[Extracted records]
.....
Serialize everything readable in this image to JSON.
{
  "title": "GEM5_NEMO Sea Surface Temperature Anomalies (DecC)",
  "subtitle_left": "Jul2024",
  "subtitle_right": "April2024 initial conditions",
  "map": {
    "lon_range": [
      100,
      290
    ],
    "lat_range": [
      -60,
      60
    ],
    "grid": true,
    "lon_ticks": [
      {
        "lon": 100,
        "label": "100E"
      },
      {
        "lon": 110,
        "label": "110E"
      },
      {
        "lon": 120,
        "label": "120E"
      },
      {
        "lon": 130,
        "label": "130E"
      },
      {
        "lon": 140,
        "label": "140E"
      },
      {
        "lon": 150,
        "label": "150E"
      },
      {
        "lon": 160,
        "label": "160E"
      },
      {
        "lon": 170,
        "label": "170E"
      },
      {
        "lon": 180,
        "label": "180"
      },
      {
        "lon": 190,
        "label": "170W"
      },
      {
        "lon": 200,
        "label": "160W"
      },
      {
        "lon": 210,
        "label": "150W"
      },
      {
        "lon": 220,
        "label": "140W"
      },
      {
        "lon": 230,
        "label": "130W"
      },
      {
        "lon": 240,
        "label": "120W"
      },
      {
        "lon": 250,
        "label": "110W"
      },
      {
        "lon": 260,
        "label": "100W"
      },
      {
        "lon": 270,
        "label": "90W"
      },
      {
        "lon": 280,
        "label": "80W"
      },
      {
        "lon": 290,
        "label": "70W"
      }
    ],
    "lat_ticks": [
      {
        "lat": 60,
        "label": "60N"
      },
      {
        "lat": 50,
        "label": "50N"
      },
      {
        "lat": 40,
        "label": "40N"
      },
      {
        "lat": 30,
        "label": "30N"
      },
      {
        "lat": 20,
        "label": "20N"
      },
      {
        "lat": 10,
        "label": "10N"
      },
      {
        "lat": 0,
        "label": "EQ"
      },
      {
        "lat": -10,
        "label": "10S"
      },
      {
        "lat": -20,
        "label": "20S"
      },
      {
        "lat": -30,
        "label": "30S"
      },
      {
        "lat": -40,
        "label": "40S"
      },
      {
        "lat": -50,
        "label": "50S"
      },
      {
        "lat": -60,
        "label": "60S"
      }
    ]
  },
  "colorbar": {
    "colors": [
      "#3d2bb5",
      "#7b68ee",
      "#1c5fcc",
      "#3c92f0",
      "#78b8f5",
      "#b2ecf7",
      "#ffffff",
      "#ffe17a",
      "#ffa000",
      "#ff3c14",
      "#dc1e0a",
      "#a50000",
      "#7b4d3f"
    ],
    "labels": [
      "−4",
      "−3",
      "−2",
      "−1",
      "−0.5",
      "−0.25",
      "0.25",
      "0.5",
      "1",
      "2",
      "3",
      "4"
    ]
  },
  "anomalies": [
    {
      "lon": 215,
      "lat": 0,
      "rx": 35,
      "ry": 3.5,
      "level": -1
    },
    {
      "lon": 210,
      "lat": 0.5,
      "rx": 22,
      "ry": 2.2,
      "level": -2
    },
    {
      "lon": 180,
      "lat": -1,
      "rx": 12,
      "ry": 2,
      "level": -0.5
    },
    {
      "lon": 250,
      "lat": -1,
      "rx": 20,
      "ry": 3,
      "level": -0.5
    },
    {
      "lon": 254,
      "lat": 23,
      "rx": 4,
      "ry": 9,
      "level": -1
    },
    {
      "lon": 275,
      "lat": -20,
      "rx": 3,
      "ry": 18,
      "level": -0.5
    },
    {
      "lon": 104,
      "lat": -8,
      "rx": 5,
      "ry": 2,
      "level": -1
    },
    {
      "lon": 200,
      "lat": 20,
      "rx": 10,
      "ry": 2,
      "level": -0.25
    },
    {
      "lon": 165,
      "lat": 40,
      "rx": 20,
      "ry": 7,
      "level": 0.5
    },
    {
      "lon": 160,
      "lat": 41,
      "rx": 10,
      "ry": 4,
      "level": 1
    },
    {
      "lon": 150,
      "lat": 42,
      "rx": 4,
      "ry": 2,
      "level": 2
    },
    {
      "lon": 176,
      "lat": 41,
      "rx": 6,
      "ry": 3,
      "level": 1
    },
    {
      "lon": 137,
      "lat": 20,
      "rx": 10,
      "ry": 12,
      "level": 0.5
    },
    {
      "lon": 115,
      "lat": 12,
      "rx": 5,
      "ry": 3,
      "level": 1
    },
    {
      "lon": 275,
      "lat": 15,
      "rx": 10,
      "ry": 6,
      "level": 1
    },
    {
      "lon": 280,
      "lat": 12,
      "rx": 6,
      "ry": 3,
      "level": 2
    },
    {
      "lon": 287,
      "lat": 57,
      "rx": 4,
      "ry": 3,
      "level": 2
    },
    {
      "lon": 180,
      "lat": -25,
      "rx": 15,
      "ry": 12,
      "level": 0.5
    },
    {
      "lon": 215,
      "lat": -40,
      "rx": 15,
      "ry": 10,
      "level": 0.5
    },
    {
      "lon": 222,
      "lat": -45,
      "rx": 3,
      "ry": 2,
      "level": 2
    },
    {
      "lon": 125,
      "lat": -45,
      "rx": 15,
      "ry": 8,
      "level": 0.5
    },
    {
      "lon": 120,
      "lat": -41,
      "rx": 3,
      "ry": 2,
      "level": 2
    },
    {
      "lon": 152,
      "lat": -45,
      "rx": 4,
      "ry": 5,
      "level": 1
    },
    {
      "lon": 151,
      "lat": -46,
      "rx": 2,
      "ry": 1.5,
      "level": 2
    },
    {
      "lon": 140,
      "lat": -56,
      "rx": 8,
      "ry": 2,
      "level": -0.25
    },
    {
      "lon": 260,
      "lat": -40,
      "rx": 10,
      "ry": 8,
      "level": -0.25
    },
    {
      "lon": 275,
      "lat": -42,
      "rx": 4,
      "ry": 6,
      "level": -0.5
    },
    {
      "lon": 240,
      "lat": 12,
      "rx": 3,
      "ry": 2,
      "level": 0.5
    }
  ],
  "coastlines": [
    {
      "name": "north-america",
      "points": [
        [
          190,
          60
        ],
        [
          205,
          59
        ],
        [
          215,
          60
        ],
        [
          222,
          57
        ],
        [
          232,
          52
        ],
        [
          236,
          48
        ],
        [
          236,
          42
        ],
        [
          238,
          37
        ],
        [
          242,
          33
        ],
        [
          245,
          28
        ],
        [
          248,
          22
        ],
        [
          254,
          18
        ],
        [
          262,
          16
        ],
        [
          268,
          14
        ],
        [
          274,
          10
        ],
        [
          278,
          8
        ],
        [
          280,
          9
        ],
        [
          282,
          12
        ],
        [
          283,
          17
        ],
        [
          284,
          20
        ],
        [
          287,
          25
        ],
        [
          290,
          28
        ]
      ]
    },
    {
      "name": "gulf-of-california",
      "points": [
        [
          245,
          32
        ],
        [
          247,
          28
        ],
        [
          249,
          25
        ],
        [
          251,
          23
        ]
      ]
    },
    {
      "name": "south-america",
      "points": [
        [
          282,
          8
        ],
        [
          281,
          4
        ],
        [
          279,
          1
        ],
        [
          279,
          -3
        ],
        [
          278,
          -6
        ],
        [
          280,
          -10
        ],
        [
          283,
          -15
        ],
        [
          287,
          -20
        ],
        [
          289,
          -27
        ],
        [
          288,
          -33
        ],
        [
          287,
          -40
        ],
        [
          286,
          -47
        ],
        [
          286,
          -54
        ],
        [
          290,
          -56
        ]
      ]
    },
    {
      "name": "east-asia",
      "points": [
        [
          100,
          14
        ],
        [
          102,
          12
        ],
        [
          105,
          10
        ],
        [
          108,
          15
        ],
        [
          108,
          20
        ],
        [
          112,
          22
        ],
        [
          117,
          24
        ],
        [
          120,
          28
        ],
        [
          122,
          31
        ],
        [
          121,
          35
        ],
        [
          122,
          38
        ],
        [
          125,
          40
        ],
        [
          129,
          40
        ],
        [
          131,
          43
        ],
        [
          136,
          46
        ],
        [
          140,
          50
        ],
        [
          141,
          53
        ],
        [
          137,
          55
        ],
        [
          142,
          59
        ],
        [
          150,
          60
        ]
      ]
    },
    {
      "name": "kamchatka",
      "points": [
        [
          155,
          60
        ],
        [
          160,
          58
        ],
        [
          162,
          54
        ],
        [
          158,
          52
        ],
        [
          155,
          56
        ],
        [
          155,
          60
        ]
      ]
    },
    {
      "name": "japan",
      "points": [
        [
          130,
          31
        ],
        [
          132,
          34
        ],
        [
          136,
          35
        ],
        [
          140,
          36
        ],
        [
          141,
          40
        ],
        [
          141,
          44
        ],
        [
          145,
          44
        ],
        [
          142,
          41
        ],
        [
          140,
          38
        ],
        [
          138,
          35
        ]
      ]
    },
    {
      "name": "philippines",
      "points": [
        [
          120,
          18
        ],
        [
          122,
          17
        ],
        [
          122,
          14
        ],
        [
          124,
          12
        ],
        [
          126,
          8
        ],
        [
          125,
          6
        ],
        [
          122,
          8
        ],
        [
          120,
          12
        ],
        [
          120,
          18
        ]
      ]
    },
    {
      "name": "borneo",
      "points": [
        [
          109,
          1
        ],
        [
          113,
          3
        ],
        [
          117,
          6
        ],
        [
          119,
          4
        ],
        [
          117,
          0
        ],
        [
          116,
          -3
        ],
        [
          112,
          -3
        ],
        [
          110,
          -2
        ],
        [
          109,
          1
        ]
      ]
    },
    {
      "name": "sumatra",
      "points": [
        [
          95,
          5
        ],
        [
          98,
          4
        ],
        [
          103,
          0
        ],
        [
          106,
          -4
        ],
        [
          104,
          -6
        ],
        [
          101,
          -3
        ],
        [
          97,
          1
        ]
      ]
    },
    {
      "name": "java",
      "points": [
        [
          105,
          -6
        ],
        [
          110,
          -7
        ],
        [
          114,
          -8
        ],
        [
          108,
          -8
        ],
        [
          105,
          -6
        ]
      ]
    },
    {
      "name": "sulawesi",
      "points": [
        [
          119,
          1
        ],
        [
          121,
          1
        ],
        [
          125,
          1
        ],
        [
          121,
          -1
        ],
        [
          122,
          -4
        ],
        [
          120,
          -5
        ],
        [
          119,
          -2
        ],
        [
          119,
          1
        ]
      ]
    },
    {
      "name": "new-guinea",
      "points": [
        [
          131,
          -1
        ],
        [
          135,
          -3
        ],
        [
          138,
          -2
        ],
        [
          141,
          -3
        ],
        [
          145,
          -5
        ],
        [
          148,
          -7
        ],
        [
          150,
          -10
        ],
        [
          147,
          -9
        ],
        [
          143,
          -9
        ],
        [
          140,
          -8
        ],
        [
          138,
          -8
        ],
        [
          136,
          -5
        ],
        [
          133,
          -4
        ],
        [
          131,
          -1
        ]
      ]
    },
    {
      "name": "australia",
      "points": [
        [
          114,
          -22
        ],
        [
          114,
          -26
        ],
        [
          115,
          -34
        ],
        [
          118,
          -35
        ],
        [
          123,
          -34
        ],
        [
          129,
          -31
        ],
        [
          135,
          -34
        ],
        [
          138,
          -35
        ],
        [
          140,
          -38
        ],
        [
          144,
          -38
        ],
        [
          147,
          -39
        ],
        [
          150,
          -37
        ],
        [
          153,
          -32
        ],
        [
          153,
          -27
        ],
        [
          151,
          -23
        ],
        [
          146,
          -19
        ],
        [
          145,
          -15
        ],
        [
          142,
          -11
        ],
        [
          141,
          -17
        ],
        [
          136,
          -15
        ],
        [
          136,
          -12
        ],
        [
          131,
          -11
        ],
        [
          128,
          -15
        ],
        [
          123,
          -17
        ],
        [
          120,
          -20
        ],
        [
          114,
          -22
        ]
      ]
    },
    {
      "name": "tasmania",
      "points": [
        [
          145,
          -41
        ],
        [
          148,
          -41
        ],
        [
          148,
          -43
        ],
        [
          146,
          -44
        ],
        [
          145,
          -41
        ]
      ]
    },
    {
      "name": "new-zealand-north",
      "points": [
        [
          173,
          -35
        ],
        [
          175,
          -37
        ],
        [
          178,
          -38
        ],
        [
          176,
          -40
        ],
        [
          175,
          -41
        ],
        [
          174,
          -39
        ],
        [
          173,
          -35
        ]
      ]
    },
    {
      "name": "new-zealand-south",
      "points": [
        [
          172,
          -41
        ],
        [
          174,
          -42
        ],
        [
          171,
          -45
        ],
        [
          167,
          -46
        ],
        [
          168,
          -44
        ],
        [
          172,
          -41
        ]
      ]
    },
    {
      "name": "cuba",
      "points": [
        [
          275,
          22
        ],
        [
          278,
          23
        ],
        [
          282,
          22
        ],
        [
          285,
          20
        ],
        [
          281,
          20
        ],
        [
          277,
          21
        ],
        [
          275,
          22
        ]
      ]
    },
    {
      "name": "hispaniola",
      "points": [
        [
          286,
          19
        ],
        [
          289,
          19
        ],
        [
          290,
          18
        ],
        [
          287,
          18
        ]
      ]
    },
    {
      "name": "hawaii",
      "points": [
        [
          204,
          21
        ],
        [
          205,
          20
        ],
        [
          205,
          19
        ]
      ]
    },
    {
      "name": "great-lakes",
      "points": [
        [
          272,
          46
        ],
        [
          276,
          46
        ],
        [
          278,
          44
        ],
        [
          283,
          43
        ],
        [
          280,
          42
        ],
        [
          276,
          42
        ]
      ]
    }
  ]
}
.....
Filter the entries and copy out every line with the word "south".

      "name": "south-america",
      "name": "new-zealand-south",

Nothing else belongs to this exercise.